(Records for this exercise)
_ _ _ _ _
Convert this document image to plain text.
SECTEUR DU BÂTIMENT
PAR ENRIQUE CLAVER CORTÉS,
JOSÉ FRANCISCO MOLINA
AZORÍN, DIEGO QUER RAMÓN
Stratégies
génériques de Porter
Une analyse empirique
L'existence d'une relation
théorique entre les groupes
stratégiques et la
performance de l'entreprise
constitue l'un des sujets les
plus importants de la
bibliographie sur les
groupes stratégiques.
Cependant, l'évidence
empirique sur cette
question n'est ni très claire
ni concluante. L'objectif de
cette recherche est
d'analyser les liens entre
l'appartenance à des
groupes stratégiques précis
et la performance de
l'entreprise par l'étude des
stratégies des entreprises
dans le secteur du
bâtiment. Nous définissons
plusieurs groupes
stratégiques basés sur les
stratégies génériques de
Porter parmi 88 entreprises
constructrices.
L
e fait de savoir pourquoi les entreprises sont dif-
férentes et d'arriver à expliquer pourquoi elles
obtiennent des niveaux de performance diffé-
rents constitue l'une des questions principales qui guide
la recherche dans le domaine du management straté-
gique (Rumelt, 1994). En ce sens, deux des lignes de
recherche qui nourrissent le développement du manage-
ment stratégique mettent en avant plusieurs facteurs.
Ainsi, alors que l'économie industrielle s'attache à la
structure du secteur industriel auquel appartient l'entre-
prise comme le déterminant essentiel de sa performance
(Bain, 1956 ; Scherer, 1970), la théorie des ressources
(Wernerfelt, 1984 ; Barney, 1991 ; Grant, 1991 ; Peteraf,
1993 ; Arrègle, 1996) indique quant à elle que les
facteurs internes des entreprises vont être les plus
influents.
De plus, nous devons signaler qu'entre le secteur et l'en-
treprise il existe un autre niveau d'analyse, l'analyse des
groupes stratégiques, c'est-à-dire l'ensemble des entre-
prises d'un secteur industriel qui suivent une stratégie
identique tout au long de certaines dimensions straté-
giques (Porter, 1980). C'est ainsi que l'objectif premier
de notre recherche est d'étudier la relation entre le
_ _ _ _ _
Every line that holds the word "recherche" should be extracted.

(Worked answer)
cette recherche est
la recherche dans le domaine du management straté-
recherche qui nourrissent le développement du manage-
de notre recherche est d'étudier la relation entre le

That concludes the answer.